EXERCISE DIRECTIONS | Counting only lines that hold "области", give the total and nothing more.

DATASET RECORDS |
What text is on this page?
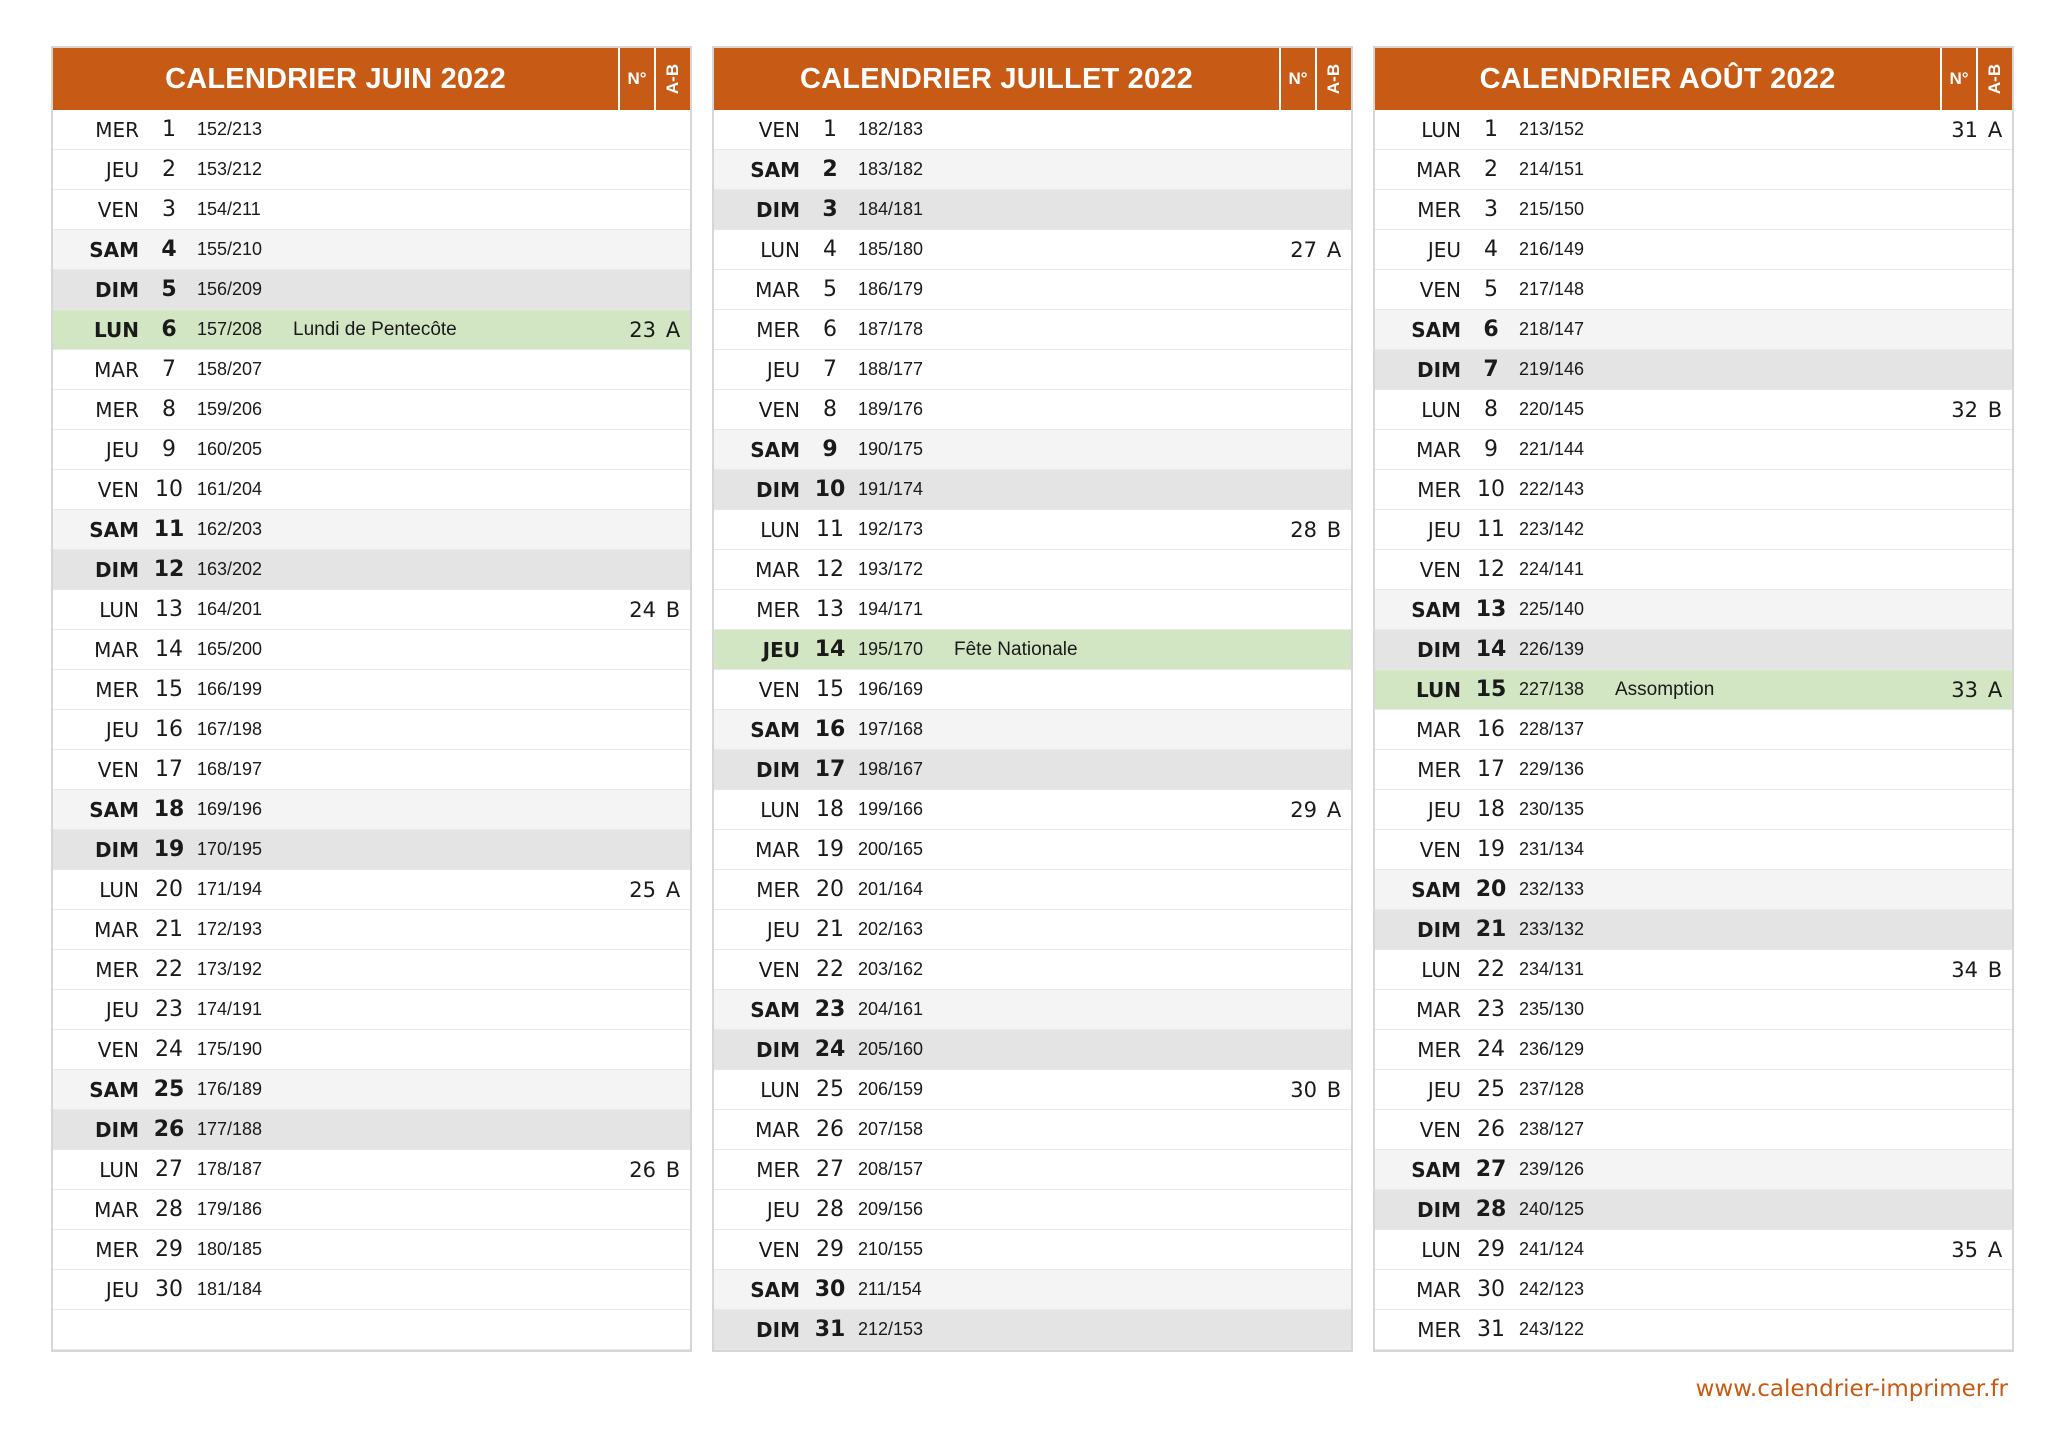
CALENDRIER JUIN 2022	N° A-B
MER	1	152/213
JEU	2	153/212
VEN	3	154/211
SAM	4	155/210
DIM	5	156/209
LUN	6	157/208	Lundi de Pentecôte	23 A
MAR	7	158/207
MER	8	159/206
JEU	9	160/205
VEN 10 161/204
SAM 11 162/203
DIM 12 163/202
LUN 13 164/201	24 B
MAR 14 165/200
MER 15 166/199
JEU 16 167/198
VEN 17 168/197
SAM 18 169/196
DIM 19 170/195
LUN 20 171/194	25 A
MAR 21 172/193
MER 22 173/192
JEU 23 174/191
VEN 24 175/190
SAM 25 176/189
DIM 26 177/188
LUN 27 178/187	26 B
MAR 28 179/186
MER 29 180/185
JEU 30 181/184
CALENDRIER JUILLET 2022	N° A-B
VEN	1	182/183
SAM	2	183/182
DIM	3	184/181
LUN	4	185/180	27 A
MAR	5	186/179
MER	6	187/178
JEU	7	188/177
VEN	8	189/176
SAM	9	190/175
DIM 10 191/174
LUN 11 192/173	28 B
MAR 12 193/172
MER 13 194/171
JEU 14 195/170	Fête Nationale
VEN 15 196/169
SAM 16 197/168
DIM 17 198/167
LUN 18 199/166	29 A
MAR 19 200/165
MER 20 201/164
JEU 21 202/163
VEN 22 203/162
SAM 23 204/161
DIM 24 205/160
LUN 25 206/159	30 B
MAR 26 207/158
MER 27 208/157
JEU 28 209/156
VEN 29 210/155
SAM 30 211/154
DIM 31 212/153
CALENDRIER AOÛT 2022	N° A-B
LUN	1	213/152	31 A
MAR	2	214/151
MER	3	215/150
JEU	4	216/149
VEN	5	217/148
SAM	6	218/147
DIM	7	219/146
LUN	8	220/145	32 B
MAR	9	221/144
MER 10 222/143
JEU 11 223/142
VEN 12 224/141
SAM 13 225/140
DIM 14 226/139
LUN 15 227/138	Assomption	33 A
MAR 16 228/137
MER 17 229/136
JEU 18 230/135
VEN 19 231/134
SAM 20 232/133
DIM 21 233/132
LUN 22 234/131	34 B
MAR 23 235/130
MER 24 236/129
JEU 25 237/128
VEN 26 238/127
SAM 27 239/126
DIM 28 240/125
LUN 29 241/124	35 A
MAR 30 242/123
MER 31 243/122
www.calendrier-imprimer.fr
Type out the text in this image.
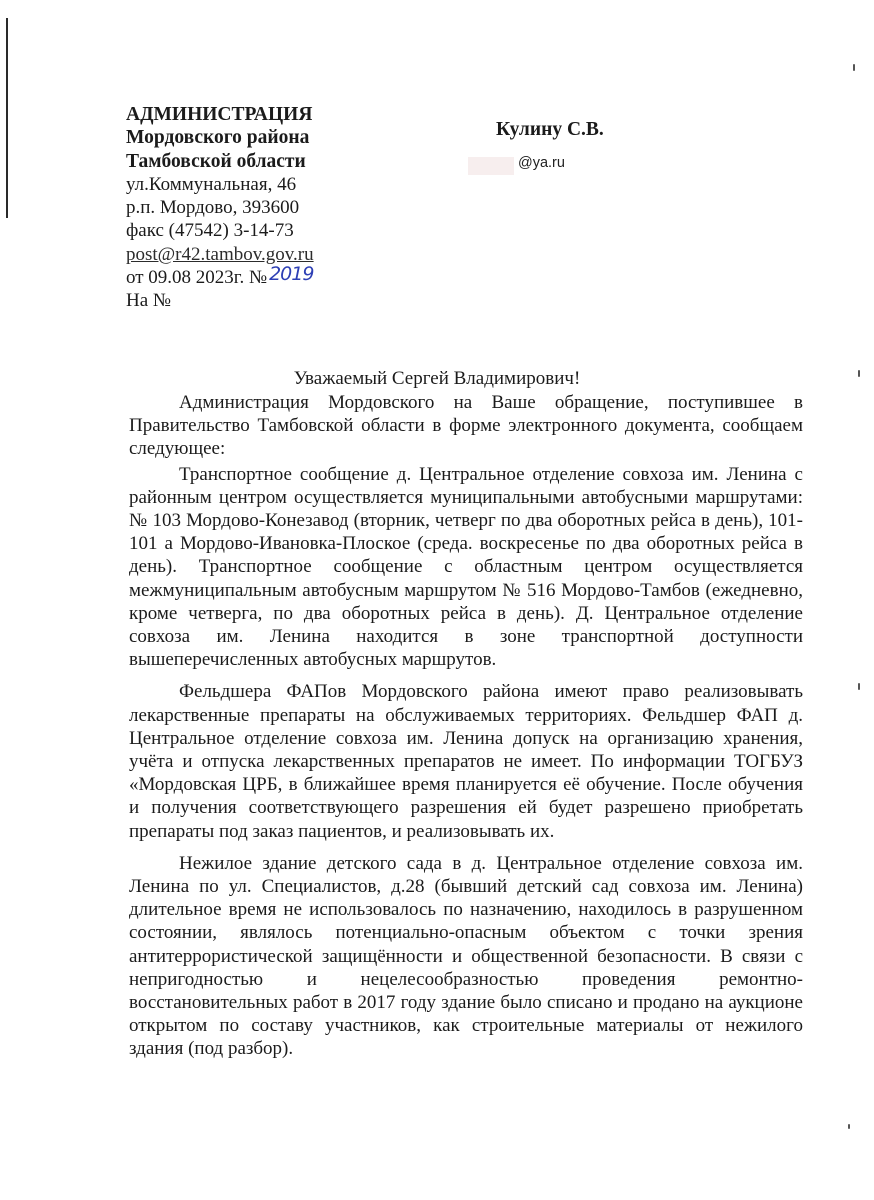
АДМИНИСТРАЦИЯ
Мордовского района
Тамбовской области
ул.Коммунальная, 46
р.п. Мордово, 393600
факс (47542) 3-14-73
post@r42.tambov.gov.ru
от 09.08 2023г. № 2019
На №
Кулину С.В.
@ya.ru
Уважаемый Сергей Владимирович!

Администрация Мордовского на Ваше обращение, поступившее в Правительство Тамбовской области в форме электронного документа, сообщаем следующее:

Транспортное сообщение д. Центральное отделение совхоза им. Ленина с районным центром осуществляется муниципальными автобусными маршрутами: № 103 Мордово-Конезавод (вторник, четверг по два оборотных рейса в день), 101-101 а Мордово-Ивановка-Плоское (среда. воскресенье по два оборотных рейса в день). Транспортное сообщение с областным центром осуществляется межмуниципальным автобусным маршрутом № 516 Мордово-Тамбов (ежедневно, кроме четверга, по два оборотных рейса в день). Д. Центральное отделение совхоза им. Ленина находится в зоне транспортной доступности вышеперечисленных автобусных маршрутов.

Фельдшера ФАПов Мордовского района имеют право реализовывать лекарственные препараты на обслуживаемых территориях. Фельдшер ФАП д. Центральное отделение совхоза им. Ленина допуск на организацию хранения, учёта и отпуска лекарственных препаратов не имеет. По информации ТОГБУЗ «Мордовская ЦРБ, в ближайшее время планируется её обучение. После обучения и получения соответствующего разрешения ей будет разрешено приобретать препараты под заказ пациентов, и реализовывать их.

Нежилое здание детского сада в д. Центральное отделение совхоза им. Ленина по ул. Специалистов, д.28 (бывший детский сад совхоза им. Ленина) длительное время не использовалось по назначению, находилось в разрушенном состоянии, являлось потенциально-опасным объектом с точки зрения антитеррористической защищённости и общественной безопасности. В связи с непригодностью и нецелесообразностью проведения ремонтно-восстановительных работ в 2017 году здание было списано и продано на аукционе открытом по составу участников, как строительные материалы от нежилого здания (под разбор).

ANSWER FOR THE TASK | 2